--- Start EXTRACTED RECORDS ---

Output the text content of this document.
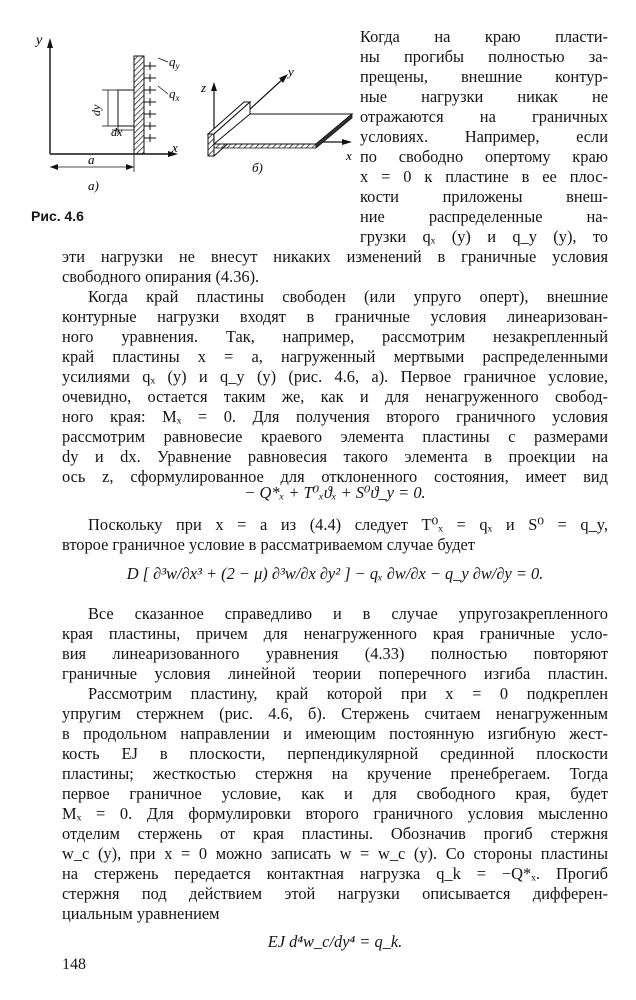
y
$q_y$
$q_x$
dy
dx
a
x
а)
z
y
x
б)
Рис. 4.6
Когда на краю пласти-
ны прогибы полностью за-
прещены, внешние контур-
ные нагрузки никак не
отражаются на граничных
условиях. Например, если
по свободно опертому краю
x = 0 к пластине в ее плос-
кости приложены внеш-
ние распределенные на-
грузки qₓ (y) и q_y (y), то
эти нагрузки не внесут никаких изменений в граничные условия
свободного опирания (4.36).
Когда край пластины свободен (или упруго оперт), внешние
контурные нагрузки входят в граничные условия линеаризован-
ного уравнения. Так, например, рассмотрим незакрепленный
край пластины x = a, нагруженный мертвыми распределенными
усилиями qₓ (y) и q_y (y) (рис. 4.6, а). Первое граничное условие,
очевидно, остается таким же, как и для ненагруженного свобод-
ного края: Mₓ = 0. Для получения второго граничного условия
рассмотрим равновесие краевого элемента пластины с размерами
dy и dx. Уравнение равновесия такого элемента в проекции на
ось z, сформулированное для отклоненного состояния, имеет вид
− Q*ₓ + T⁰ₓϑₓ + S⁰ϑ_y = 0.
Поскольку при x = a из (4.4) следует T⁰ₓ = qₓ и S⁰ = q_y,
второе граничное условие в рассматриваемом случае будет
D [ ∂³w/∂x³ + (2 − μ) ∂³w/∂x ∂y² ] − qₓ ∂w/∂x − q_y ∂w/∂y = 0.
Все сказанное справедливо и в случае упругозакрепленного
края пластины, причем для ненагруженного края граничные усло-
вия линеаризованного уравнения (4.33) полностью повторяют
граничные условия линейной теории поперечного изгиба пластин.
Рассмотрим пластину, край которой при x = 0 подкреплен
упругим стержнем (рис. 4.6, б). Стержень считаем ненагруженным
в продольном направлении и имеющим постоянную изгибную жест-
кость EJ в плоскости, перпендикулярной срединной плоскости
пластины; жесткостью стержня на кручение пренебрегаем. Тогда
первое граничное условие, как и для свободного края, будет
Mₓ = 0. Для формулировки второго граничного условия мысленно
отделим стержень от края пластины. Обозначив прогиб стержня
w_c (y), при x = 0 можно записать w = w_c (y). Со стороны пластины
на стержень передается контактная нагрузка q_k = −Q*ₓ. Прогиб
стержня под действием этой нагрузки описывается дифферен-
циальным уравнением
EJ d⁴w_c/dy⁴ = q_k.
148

--- End EXTRACTED RECORDS ---

- **THE REQUEST**:
Copy out every line where the word "пластины" occurs.

- **TASK RESPONSE**:
Когда край пластины свободен (или упруго оперт), внешние
край пластины x = a, нагруженный мертвыми распределенными
рассмотрим равновесие краевого элемента пластины с размерами
края пластины, причем для ненагруженного края граничные усло-
пластины; жесткостью стержня на кручение пренебрегаем. Тогда
отделим стержень от края пластины. Обозначив прогиб стержня
w_c (y), при x = 0 можно записать w = w_c (y). Со стороны пластины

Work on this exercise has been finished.